Records provided =
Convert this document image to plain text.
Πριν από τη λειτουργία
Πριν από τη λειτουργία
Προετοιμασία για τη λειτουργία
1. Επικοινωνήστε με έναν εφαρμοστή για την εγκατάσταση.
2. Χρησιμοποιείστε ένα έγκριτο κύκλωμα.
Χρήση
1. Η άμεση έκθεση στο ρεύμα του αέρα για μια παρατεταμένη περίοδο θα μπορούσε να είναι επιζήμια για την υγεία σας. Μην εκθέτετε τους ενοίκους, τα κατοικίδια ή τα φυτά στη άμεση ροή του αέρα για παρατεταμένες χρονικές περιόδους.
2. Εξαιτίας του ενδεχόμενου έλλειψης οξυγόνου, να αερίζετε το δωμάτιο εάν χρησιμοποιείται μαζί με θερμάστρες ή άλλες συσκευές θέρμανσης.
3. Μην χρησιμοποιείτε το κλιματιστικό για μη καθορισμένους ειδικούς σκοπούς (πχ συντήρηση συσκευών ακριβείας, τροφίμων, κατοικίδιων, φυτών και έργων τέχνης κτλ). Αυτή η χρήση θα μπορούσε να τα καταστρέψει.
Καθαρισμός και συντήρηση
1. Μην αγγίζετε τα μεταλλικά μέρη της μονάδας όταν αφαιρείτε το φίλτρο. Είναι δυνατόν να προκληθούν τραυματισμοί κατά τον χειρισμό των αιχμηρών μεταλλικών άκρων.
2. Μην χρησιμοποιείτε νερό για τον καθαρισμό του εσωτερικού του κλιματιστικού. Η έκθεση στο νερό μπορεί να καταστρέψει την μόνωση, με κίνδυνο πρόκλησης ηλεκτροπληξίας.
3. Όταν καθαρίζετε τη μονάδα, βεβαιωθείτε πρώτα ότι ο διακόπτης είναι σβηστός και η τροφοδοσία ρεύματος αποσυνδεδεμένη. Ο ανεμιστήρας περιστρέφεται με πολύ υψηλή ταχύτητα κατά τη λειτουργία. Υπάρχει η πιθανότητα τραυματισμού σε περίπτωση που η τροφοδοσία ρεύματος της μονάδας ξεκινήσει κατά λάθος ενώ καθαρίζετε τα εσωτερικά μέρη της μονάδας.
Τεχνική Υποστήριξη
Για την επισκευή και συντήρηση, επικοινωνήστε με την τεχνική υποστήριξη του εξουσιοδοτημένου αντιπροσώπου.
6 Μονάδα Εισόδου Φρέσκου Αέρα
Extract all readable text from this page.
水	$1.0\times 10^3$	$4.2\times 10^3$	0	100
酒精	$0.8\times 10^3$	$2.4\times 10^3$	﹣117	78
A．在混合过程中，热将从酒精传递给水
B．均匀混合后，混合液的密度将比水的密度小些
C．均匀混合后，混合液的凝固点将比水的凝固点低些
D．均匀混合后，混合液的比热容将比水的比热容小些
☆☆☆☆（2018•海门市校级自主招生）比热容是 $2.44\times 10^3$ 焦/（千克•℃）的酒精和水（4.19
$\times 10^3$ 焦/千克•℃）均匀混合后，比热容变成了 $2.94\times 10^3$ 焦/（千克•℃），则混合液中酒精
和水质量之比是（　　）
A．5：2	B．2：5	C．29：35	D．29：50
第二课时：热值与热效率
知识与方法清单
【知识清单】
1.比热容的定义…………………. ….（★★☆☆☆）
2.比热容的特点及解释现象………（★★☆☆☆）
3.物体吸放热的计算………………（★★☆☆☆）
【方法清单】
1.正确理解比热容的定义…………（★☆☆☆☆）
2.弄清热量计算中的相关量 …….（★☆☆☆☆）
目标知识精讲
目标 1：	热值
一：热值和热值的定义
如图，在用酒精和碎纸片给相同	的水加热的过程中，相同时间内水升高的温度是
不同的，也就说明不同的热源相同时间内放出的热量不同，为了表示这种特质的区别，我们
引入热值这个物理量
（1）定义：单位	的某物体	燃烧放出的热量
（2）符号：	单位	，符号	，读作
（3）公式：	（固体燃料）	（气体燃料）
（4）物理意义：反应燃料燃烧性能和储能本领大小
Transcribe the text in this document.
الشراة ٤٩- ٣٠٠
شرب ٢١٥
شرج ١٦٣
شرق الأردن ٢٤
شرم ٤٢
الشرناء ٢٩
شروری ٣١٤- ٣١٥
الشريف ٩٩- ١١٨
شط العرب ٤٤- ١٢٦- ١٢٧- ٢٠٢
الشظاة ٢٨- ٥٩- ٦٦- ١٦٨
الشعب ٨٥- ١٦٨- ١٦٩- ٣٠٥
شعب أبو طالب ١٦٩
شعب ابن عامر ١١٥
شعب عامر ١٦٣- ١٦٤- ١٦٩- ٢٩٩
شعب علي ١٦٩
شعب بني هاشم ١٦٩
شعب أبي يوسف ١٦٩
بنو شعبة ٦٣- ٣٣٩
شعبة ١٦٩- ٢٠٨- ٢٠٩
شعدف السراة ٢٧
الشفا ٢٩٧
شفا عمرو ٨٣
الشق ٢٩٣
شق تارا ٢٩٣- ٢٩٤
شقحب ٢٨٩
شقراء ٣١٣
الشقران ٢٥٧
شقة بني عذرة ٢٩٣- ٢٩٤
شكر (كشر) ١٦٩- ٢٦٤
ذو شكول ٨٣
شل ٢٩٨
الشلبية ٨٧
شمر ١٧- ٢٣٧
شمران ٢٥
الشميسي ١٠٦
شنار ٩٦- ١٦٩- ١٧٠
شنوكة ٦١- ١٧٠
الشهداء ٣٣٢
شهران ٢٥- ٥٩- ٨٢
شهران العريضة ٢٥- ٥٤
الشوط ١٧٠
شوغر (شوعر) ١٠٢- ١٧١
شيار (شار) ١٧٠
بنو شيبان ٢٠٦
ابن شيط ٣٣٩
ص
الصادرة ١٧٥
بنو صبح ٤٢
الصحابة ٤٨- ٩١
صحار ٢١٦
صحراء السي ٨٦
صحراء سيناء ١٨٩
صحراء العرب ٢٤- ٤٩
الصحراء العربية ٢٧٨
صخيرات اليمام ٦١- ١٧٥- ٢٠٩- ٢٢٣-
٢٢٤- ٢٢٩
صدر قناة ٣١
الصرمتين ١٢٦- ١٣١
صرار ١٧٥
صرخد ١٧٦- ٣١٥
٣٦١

Work to complete = Go through the material above line by line and copy it exactly.

Exercise output =
Convert this document image to plain text.
Πριν από τη λειτουργία
Πριν από τη λειτουργία
Προετοιμασία για τη λειτουργία
1. Επικοινωνήστε με έναν εφαρμοστή για την εγκατάσταση.
2. Χρησιμοποιείστε ένα έγκριτο κύκλωμα.
Χρήση
1. Η άμεση έκθεση στο ρεύμα του αέρα για μια παρατεταμένη περίοδο θα μπορούσε να είναι επιζήμια για την υγεία σας. Μην εκθέτετε τους ενοίκους, τα κατοικίδια ή τα φυτά στη άμεση ροή του αέρα για παρατεταμένες χρονικές περιόδους.
2. Εξαιτίας του ενδεχόμενου έλλειψης οξυγόνου, να αερίζετε το δωμάτιο εάν χρησιμοποιείται μαζί με θερμάστρες ή άλλες συσκευές θέρμανσης.
3. Μην χρησιμοποιείτε το κλιματιστικό για μη καθορισμένους ειδικούς σκοπούς (πχ συντήρηση συσκευών ακριβείας, τροφίμων, κατοικίδιων, φυτών και έργων τέχνης κτλ). Αυτή η χρήση θα μπορούσε να τα καταστρέψει.
Καθαρισμός και συντήρηση
1. Μην αγγίζετε τα μεταλλικά μέρη της μονάδας όταν αφαιρείτε το φίλτρο. Είναι δυνατόν να προκληθούν τραυματισμοί κατά τον χειρισμό των αιχμηρών μεταλλικών άκρων.
2. Μην χρησιμοποιείτε νερό για τον καθαρισμό του εσωτερικού του κλιματιστικού. Η έκθεση στο νερό μπορεί να καταστρέψει την μόνωση, με κίνδυνο πρόκλησης ηλεκτροπληξίας.
3. Όταν καθαρίζετε τη μονάδα, βεβαιωθείτε πρώτα ότι ο διακόπτης είναι σβηστός και η τροφοδοσία ρεύματος αποσυνδεδεμένη. Ο ανεμιστήρας περιστρέφεται με πολύ υψηλή ταχύτητα κατά τη λειτουργία. Υπάρχει η πιθανότητα τραυματισμού σε περίπτωση που η τροφοδοσία ρεύματος της μονάδας ξεκινήσει κατά λάθος ενώ καθαρίζετε τα εσωτερικά μέρη της μονάδας.
Τεχνική Υποστήριξη
Για την επισκευή και συντήρηση, επικοινωνήστε με την τεχνική υποστήριξη του εξουσιοδοτημένου αντιπροσώπου.
6 Μονάδα Εισόδου Φρέσκου Αέρα
Extract all readable text from this page.
水	$1.0\times 10^3$	$4.2\times 10^3$	0	100
酒精	$0.8\times 10^3$	$2.4\times 10^3$	﹣117	78
A．在混合过程中，热将从酒精传递给水
B．均匀混合后，混合液的密度将比水的密度小些
C．均匀混合后，混合液的凝固点将比水的凝固点低些
D．均匀混合后，混合液的比热容将比水的比热容小些
☆☆☆☆（2018•海门市校级自主招生）比热容是 $2.44\times 10^3$ 焦/（千克•℃）的酒精和水（4.19
$\times 10^3$ 焦/千克•℃）均匀混合后，比热容变成了 $2.94\times 10^3$ 焦/（千克•℃），则混合液中酒精
和水质量之比是（　　）
A．5：2	B．2：5	C．29：35	D．29：50
第二课时：热值与热效率
知识与方法清单
【知识清单】
1.比热容的定义…………………. ….（★★☆☆☆）
2.比热容的特点及解释现象………（★★☆☆☆）
3.物体吸放热的计算………………（★★☆☆☆）
【方法清单】
1.正确理解比热容的定义…………（★☆☆☆☆）
2.弄清热量计算中的相关量 …….（★☆☆☆☆）
目标知识精讲
目标 1：	热值
一：热值和热值的定义
如图，在用酒精和碎纸片给相同	的水加热的过程中，相同时间内水升高的温度是
不同的，也就说明不同的热源相同时间内放出的热量不同，为了表示这种特质的区别，我们
引入热值这个物理量
（1）定义：单位	的某物体	燃烧放出的热量
（2）符号：	单位	，符号	，读作
（3）公式：	（固体燃料）	（气体燃料）
（4）物理意义：反应燃料燃烧性能和储能本领大小
Transcribe the text in this document.
الشراة ٤٩- ٣٠٠
شرب ٢١٥
شرج ١٦٣
شرق الأردن ٢٤
شرم ٤٢
الشرناء ٢٩
شروری ٣١٤- ٣١٥
الشريف ٩٩- ١١٨
شط العرب ٤٤- ١٢٦- ١٢٧- ٢٠٢
الشظاة ٢٨- ٥٩- ٦٦- ١٦٨
الشعب ٨٥- ١٦٨- ١٦٩- ٣٠٥
شعب أبو طالب ١٦٩
شعب ابن عامر ١١٥
شعب عامر ١٦٣- ١٦٤- ١٦٩- ٢٩٩
شعب علي ١٦٩
شعب بني هاشم ١٦٩
شعب أبي يوسف ١٦٩
بنو شعبة ٦٣- ٣٣٩
شعبة ١٦٩- ٢٠٨- ٢٠٩
شعدف السراة ٢٧
الشفا ٢٩٧
شفا عمرو ٨٣
الشق ٢٩٣
شق تارا ٢٩٣- ٢٩٤
شقحب ٢٨٩
شقراء ٣١٣
الشقران ٢٥٧
شقة بني عذرة ٢٩٣- ٢٩٤
شكر (كشر) ١٦٩- ٢٦٤
ذو شكول ٨٣
شل ٢٩٨
الشلبية ٨٧
شمر ١٧- ٢٣٧
شمران ٢٥
الشميسي ١٠٦
شنار ٩٦- ١٦٩- ١٧٠
شنوكة ٦١- ١٧٠
الشهداء ٣٣٢
شهران ٢٥- ٥٩- ٨٢
شهران العريضة ٢٥- ٥٤
الشوط ١٧٠
شوغر (شوعر) ١٠٢- ١٧١
شيار (شار) ١٧٠
بنو شيبان ٢٠٦
ابن شيط ٣٣٩
ص
الصادرة ١٧٥
بنو صبح ٤٢
الصحابة ٤٨- ٩١
صحار ٢١٦
صحراء السي ٨٦
صحراء سيناء ١٨٩
صحراء العرب ٢٤- ٤٩
الصحراء العربية ٢٧٨
صخيرات اليمام ٦١- ١٧٥- ٢٠٩- ٢٢٣-
٢٢٤- ٢٢٩
صدر قناة ٣١
الصرمتين ١٢٦- ١٣١
صرار ١٧٥
صرخد ١٧٦- ٣١٥
٣٦١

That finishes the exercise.